EXERCISE DIRECTIONS => Check each line of the data for "автономным" and select those that have it.

(Extracted data entries)
────
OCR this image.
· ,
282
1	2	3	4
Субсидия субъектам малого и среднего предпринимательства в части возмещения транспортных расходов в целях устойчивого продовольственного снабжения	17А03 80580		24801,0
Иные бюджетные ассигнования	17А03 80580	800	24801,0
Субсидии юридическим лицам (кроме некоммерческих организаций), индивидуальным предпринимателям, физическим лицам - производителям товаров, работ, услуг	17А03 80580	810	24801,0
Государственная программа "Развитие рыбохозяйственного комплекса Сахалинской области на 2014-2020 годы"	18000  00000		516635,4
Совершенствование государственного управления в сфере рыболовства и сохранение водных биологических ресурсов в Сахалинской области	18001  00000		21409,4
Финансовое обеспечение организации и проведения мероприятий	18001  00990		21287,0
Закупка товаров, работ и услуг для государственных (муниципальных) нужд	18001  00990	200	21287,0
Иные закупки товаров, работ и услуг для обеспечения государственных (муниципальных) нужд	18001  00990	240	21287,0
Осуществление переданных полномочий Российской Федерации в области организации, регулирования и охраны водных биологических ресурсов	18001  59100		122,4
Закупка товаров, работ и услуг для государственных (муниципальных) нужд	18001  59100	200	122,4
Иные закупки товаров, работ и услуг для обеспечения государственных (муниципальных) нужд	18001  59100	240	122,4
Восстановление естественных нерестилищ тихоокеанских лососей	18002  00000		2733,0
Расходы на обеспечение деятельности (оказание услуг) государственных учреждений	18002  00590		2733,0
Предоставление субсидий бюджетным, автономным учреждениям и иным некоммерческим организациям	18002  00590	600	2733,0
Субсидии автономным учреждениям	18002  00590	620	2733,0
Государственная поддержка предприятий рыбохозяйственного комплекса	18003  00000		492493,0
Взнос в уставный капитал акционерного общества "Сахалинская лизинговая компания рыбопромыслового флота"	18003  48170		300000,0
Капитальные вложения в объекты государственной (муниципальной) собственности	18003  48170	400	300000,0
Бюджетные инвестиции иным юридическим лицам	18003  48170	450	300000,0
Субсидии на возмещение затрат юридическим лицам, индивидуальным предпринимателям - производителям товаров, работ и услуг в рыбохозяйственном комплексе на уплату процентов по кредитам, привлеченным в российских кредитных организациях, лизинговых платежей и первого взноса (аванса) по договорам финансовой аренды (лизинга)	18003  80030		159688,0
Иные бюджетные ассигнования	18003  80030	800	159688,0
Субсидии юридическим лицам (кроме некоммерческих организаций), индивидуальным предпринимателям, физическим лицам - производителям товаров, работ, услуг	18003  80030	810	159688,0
────
RESULT OF THE TASK =>
Предоставление субсидий бюджетным, автономным учреждениям и иным некоммерческим организациям	18002  00590	600	2733,0
Субсидии автономным учреждениям	18002  00590	620	2733,0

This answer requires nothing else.